**The exercise:**
Scan the records and identify every line in which the string "name" occurs, then return those lines.

**The input:**

====

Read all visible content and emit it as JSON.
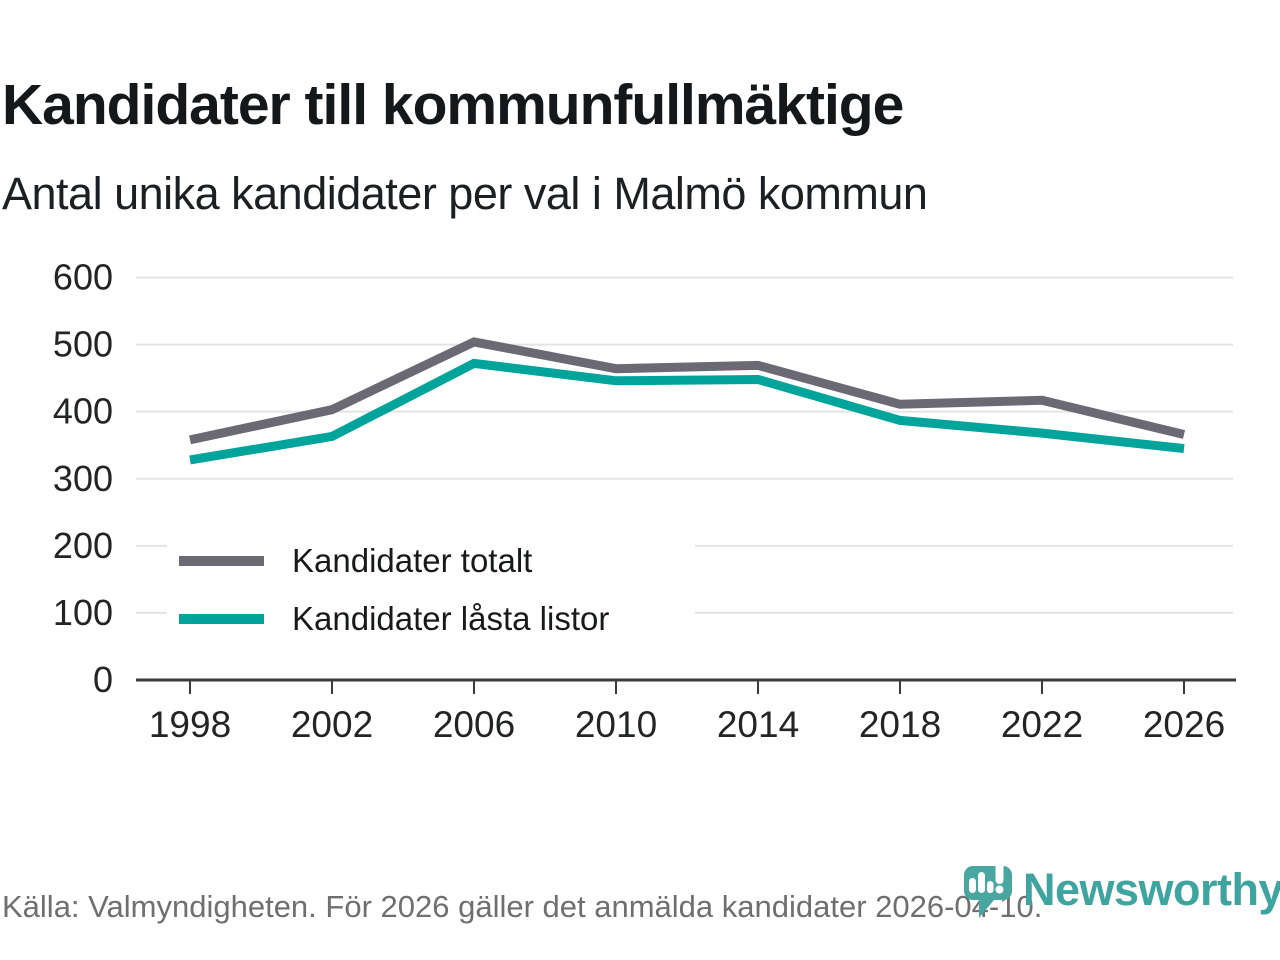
{
  "header": {
    "title": "Kandidater till kommunfullmäktige",
    "subtitle": "Antal unika kandidater per val i Malmö kommun"
  },
  "chart_data": {
    "type": "line",
    "x": [
      1998,
      2002,
      2006,
      2010,
      2014,
      2018,
      2022,
      2026
    ],
    "series": [
      {
        "name": "Kandidater totalt",
        "color": "#6b6973",
        "values": [
          358,
          403,
          504,
          464,
          469,
          411,
          417,
          366
        ]
      },
      {
        "name": "Kandidater låsta listor",
        "color": "#00a49b",
        "values": [
          328,
          363,
          472,
          446,
          448,
          387,
          368,
          345
        ]
      }
    ],
    "title": "Kandidater till kommunfullmäktige",
    "subtitle": "Antal unika kandidater per val i Malmö kommun",
    "xlabel": "",
    "ylabel": "",
    "ylim": [
      0,
      600
    ],
    "yticks": [
      0,
      100,
      200,
      300,
      400,
      500,
      600
    ],
    "grid": true,
    "legend_position": "inside-left"
  },
  "footer": {
    "source": "Källa: Valmyndigheten. För 2026 gäller det anmälda kandidater 2026-04-10."
  },
  "branding": {
    "name": "Newsworthy",
    "icon": "newsworthy-pin-barchart-icon",
    "text_color": "#3ea4a0",
    "icon_color": "#4aa6a0"
  },
  "colors": {
    "gridline": "#e4e4e4",
    "axis": "#3b3b3b",
    "axis_text": "#222426",
    "series_total": "#6b6973",
    "series_locked": "#00a49b"
  }
}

====

**Exercise answer:**
        "name": "Kandidater totalt",
        "name": "Kandidater låsta listor",
    "name": "Newsworthy",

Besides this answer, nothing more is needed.